What needs to be done: Give the number of lines that include the word "Roche", nothing more.

Task data:

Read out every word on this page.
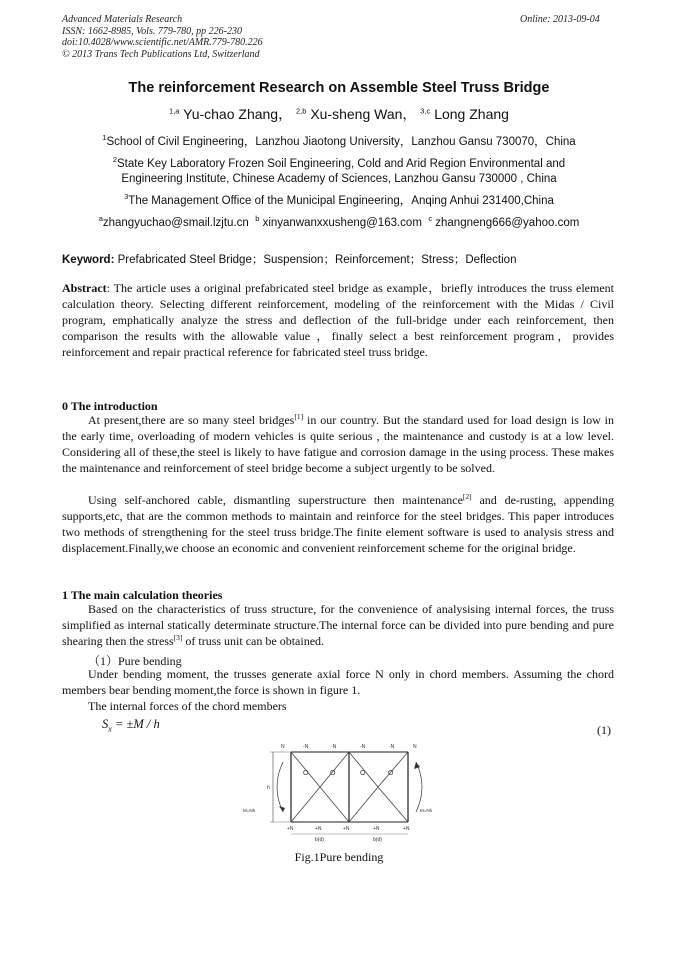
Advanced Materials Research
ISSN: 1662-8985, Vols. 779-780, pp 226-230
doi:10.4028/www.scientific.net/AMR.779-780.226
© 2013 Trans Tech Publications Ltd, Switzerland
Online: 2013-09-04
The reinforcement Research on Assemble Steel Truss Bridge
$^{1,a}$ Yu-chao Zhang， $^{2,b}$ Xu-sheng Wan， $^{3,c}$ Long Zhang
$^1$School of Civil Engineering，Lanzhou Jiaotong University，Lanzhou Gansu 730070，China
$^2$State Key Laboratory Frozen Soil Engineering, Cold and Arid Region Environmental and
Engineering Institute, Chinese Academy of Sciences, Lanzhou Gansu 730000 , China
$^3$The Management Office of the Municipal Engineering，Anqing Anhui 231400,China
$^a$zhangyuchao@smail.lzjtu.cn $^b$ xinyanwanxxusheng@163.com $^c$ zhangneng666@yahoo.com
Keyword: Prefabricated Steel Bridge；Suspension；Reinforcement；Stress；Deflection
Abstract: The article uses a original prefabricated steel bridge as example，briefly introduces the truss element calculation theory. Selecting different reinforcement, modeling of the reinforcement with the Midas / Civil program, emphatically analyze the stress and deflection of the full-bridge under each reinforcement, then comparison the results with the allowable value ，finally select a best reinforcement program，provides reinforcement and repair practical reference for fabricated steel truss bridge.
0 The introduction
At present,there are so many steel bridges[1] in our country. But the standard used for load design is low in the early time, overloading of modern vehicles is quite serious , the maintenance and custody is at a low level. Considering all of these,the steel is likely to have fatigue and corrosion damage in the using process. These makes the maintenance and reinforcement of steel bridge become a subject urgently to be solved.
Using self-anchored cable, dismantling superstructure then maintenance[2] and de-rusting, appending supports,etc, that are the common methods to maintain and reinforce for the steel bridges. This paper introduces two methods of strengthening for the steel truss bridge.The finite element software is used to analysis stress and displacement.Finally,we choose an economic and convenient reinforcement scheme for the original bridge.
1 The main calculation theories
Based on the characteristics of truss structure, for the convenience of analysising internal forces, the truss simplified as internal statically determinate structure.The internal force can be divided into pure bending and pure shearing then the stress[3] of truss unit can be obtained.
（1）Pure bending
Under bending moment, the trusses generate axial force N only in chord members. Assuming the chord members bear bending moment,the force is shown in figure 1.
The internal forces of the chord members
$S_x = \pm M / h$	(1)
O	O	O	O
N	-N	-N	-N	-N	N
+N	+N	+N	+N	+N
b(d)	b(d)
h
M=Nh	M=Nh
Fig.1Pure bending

==

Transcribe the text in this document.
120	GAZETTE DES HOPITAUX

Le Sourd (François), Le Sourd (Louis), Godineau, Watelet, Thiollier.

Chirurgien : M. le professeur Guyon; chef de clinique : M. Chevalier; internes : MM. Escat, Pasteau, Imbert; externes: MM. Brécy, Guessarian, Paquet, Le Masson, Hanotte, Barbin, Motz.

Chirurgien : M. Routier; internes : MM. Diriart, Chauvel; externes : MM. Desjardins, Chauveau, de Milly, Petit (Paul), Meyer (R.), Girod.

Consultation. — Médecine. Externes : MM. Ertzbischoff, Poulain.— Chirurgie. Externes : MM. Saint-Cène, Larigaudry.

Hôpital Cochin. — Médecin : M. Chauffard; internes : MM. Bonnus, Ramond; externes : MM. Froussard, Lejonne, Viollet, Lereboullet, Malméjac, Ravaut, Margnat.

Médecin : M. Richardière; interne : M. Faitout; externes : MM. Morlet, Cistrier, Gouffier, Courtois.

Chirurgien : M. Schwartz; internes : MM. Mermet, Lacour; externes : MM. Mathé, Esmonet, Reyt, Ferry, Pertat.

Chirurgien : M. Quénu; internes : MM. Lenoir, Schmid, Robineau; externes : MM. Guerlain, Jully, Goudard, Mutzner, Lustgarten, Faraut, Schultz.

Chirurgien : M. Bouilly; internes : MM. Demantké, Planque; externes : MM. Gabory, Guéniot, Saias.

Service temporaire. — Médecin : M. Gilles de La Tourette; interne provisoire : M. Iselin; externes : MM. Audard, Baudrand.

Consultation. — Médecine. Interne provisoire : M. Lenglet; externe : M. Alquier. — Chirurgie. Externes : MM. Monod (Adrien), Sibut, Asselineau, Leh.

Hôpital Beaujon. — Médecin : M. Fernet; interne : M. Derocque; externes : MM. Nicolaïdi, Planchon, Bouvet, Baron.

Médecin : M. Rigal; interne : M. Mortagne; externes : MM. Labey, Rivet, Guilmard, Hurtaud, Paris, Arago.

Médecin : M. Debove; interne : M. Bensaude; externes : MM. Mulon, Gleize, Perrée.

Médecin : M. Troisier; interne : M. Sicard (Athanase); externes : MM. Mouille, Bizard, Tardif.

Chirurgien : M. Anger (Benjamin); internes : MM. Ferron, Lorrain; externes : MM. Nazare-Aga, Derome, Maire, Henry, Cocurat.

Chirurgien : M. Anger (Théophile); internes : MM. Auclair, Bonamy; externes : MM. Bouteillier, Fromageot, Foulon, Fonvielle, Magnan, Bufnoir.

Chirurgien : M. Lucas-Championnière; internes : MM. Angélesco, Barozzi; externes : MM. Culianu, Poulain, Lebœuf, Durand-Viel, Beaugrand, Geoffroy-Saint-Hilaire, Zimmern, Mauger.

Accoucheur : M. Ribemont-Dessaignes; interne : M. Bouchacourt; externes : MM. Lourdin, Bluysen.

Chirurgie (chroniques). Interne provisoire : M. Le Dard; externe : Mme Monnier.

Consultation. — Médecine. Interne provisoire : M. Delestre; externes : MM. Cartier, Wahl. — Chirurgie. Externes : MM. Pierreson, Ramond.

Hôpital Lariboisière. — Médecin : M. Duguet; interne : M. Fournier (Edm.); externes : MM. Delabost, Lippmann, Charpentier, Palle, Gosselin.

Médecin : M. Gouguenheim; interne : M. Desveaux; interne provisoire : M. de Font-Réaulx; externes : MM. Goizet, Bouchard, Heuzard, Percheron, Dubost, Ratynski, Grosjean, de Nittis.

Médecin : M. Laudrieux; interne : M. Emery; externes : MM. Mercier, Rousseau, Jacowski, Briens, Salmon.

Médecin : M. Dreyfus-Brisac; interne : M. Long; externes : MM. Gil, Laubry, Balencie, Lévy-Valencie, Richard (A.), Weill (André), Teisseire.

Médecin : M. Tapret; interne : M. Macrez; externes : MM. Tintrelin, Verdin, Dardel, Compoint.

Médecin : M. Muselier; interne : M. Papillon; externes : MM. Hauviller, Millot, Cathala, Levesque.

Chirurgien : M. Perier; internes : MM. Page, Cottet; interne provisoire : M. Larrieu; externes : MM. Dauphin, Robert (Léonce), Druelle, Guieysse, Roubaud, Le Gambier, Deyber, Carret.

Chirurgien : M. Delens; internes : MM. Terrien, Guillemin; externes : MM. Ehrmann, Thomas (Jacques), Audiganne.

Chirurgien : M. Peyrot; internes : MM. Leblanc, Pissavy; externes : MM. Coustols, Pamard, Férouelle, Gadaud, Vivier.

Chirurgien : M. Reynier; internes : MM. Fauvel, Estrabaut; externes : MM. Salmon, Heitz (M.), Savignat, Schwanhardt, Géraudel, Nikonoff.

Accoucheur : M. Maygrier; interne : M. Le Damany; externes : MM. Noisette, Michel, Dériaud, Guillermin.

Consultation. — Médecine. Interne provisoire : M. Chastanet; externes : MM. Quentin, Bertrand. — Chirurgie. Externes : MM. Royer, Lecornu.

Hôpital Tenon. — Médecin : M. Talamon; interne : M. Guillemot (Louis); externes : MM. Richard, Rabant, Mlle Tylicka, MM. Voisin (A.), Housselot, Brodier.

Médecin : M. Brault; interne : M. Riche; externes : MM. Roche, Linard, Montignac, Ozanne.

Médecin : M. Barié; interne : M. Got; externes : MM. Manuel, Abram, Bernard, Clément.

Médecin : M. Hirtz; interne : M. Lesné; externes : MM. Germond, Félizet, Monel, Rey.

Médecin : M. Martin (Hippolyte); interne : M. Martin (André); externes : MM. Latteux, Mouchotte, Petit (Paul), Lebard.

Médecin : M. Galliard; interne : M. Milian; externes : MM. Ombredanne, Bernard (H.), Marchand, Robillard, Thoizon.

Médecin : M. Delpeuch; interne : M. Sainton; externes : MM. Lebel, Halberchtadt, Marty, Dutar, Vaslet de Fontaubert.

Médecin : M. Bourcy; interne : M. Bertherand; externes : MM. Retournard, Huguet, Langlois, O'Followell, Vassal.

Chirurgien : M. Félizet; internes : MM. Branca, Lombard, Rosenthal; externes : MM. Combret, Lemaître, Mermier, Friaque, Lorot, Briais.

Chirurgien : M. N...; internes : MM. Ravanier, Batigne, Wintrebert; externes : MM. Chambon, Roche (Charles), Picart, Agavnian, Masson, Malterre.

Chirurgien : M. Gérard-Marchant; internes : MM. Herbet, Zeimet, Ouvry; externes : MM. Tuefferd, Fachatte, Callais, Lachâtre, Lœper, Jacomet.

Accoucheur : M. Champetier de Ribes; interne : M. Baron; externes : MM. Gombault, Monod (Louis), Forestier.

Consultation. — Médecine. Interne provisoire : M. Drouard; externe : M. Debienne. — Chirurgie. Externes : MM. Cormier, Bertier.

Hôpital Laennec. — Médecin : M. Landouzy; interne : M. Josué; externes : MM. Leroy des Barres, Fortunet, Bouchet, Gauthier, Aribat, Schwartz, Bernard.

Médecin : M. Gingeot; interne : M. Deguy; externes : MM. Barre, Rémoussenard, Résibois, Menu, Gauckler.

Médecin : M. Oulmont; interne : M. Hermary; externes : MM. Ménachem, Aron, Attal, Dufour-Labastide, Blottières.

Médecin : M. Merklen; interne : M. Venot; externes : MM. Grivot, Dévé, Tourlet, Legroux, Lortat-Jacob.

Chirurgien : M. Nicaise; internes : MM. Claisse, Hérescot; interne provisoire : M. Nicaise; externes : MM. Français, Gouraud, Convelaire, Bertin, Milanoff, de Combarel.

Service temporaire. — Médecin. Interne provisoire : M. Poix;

Completed task: 2